►

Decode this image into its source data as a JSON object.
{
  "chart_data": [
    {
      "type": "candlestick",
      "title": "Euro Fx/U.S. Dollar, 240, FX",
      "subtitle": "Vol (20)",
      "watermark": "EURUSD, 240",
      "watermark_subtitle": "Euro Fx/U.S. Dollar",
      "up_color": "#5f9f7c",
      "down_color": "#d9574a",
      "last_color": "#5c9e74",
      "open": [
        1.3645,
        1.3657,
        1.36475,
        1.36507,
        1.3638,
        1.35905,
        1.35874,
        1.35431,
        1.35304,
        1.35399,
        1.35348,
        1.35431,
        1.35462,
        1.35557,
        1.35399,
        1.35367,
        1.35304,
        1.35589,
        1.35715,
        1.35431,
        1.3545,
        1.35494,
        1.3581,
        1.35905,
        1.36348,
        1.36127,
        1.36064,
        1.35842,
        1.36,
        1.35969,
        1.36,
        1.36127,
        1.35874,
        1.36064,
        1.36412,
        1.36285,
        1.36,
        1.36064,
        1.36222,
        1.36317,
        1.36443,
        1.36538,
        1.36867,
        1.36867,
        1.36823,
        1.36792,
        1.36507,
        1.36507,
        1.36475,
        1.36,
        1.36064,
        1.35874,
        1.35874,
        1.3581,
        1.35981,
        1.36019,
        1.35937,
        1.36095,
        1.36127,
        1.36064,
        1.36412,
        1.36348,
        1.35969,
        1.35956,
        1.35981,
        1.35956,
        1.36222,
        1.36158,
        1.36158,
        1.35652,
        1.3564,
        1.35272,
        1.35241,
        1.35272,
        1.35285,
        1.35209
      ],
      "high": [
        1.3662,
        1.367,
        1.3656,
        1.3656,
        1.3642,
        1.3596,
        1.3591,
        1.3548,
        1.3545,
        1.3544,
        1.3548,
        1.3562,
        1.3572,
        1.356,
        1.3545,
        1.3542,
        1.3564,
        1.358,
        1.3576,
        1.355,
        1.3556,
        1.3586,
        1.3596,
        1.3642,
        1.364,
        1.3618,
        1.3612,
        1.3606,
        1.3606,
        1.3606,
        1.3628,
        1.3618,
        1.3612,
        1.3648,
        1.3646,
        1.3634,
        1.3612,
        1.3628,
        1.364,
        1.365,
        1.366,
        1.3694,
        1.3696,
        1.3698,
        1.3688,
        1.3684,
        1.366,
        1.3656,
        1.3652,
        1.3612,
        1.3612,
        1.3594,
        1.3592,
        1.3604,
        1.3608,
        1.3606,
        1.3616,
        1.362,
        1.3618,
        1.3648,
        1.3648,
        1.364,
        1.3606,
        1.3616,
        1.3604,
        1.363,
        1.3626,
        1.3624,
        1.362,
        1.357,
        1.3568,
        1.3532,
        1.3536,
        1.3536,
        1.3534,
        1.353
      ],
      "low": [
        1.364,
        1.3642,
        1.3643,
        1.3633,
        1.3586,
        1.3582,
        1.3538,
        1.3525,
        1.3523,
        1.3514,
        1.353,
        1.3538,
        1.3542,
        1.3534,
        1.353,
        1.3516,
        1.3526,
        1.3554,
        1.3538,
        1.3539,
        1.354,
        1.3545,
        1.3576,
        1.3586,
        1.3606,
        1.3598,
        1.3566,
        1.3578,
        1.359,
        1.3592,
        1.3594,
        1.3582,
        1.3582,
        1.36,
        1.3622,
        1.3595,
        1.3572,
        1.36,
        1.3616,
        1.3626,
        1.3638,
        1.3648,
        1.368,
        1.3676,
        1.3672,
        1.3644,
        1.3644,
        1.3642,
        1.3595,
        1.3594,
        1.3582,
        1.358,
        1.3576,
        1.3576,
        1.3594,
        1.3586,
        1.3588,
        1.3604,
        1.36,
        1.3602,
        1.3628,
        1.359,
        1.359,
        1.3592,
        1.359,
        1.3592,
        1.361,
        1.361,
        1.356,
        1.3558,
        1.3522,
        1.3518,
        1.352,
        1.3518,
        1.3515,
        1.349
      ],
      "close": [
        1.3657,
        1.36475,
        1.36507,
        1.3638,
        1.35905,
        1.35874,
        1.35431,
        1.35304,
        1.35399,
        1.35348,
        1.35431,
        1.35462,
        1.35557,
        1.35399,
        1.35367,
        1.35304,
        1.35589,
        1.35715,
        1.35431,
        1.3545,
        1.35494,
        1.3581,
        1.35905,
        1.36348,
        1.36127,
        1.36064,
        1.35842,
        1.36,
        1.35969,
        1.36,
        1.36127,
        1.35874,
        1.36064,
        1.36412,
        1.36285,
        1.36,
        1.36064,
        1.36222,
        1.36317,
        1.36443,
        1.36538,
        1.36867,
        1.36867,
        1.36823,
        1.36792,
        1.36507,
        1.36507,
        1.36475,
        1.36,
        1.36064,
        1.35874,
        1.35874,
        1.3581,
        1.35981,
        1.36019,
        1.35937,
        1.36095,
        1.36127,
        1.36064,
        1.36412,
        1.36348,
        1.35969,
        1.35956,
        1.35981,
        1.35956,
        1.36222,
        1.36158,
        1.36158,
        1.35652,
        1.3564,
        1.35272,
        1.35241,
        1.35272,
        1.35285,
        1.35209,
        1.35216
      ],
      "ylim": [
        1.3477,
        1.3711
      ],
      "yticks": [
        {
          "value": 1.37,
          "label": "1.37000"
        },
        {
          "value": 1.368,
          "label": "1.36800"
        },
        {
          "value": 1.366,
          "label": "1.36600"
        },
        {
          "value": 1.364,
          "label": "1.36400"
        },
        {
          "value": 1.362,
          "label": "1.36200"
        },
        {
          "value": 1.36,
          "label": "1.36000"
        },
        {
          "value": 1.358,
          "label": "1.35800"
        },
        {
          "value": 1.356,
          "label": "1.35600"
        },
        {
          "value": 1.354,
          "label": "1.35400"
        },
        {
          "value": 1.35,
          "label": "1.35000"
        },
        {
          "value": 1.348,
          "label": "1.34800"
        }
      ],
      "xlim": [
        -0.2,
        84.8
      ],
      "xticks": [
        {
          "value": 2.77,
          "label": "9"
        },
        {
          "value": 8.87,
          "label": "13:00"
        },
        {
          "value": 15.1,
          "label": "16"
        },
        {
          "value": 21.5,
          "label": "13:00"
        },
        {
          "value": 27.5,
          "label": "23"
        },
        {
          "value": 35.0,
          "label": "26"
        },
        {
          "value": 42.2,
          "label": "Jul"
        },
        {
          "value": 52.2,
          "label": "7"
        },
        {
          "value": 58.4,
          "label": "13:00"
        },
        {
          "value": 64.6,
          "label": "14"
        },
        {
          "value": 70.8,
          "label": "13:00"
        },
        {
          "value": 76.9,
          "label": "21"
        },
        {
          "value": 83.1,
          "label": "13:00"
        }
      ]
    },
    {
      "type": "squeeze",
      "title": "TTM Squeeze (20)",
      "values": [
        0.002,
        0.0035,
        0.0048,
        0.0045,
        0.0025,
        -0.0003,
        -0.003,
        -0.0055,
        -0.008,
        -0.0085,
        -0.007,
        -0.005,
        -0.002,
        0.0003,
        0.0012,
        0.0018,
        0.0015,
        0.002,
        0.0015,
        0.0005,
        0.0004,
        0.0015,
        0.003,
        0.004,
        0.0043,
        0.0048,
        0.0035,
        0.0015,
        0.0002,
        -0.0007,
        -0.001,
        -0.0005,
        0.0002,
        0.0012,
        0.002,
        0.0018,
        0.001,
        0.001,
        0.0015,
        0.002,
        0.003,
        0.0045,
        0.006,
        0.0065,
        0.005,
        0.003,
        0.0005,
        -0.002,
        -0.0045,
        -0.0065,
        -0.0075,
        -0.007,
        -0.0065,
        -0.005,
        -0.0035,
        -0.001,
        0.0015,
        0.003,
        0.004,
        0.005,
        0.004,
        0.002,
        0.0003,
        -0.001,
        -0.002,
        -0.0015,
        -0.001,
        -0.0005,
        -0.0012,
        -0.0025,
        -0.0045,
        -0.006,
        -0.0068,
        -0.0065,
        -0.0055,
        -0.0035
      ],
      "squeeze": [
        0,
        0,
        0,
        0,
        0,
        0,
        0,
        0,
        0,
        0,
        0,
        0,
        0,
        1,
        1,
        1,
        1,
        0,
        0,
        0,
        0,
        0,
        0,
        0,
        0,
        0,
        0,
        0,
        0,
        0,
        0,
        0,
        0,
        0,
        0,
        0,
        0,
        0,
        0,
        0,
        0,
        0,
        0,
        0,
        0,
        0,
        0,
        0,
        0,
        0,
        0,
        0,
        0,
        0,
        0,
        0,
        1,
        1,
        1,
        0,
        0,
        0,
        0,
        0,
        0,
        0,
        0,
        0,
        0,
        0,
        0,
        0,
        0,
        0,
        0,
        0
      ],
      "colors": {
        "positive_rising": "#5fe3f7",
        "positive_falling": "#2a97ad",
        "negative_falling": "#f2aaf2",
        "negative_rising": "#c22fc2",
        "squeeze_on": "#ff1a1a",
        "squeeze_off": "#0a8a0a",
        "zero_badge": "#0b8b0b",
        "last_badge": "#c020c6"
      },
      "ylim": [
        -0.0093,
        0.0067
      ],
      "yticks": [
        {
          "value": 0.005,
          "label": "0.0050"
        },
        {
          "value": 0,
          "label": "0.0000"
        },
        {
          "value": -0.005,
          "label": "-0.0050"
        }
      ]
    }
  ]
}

◄

TASK DETAILS: Which lines above contain the word "Euro"? Copy each of them.

FINAL RESULT:
      "title": "Euro Fx/U.S. Dollar, 240, FX",
      "watermark_subtitle": "Euro Fx/U.S. Dollar",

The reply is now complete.